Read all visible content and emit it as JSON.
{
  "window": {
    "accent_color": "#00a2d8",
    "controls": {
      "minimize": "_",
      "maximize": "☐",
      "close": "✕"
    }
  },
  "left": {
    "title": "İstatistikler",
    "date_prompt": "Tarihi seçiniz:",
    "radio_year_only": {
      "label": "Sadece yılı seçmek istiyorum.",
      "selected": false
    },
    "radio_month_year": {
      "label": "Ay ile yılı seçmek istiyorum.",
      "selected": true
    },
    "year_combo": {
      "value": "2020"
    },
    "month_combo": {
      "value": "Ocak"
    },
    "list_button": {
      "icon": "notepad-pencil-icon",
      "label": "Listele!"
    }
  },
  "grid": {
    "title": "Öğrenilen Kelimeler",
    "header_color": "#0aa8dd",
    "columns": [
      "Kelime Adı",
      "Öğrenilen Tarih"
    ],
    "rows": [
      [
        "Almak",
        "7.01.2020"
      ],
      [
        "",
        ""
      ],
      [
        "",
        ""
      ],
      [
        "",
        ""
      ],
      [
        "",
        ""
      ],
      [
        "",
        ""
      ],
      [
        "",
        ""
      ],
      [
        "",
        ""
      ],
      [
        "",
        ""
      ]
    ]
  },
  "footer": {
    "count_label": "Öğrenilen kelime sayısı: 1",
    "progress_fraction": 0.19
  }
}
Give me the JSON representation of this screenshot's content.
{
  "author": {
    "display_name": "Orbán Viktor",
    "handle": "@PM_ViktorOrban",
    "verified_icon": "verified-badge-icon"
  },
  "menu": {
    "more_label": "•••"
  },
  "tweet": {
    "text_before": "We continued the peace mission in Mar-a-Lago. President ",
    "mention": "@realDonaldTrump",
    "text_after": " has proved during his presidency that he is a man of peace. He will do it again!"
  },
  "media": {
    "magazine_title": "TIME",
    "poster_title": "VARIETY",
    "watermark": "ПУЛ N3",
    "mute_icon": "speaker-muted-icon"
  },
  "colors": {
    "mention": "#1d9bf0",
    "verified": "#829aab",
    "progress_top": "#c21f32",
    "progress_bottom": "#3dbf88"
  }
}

▶ [Description of the task]
Return all of the entries exactly as they were supplied.

▶ [Solution to this exercise]
Read all visible content and emit it as JSON.
{
  "window": {
    "accent_color": "#00a2d8",
    "controls": {
      "minimize": "_",
      "maximize": "☐",
      "close": "✕"
    }
  },
  "left": {
    "title": "İstatistikler",
    "date_prompt": "Tarihi seçiniz:",
    "radio_year_only": {
      "label": "Sadece yılı seçmek istiyorum.",
      "selected": false
    },
    "radio_month_year": {
      "label": "Ay ile yılı seçmek istiyorum.",
      "selected": true
    },
    "year_combo": {
      "value": "2020"
    },
    "month_combo": {
      "value": "Ocak"
    },
    "list_button": {
      "icon": "notepad-pencil-icon",
      "label": "Listele!"
    }
  },
  "grid": {
    "title": "Öğrenilen Kelimeler",
    "header_color": "#0aa8dd",
    "columns": [
      "Kelime Adı",
      "Öğrenilen Tarih"
    ],
    "rows": [
      [
        "Almak",
        "7.01.2020"
      ],
      [
        "",
        ""
      ],
      [
        "",
        ""
      ],
      [
        "",
        ""
      ],
      [
        "",
        ""
      ],
      [
        "",
        ""
      ],
      [
        "",
        ""
      ],
      [
        "",
        ""
      ],
      [
        "",
        ""
      ]
    ]
  },
  "footer": {
    "count_label": "Öğrenilen kelime sayısı: 1",
    "progress_fraction": 0.19
  }
}
Give me the JSON representation of this screenshot's content.
{
  "author": {
    "display_name": "Orbán Viktor",
    "handle": "@PM_ViktorOrban",
    "verified_icon": "verified-badge-icon"
  },
  "menu": {
    "more_label": "•••"
  },
  "tweet": {
    "text_before": "We continued the peace mission in Mar-a-Lago. President ",
    "mention": "@realDonaldTrump",
    "text_after": " has proved during his presidency that he is a man of peace. He will do it again!"
  },
  "media": {
    "magazine_title": "TIME",
    "poster_title": "VARIETY",
    "watermark": "ПУЛ N3",
    "mute_icon": "speaker-muted-icon"
  },
  "colors": {
    "mention": "#1d9bf0",
    "verified": "#829aab",
    "progress_top": "#c21f32",
    "progress_bottom": "#3dbf88"
  }
}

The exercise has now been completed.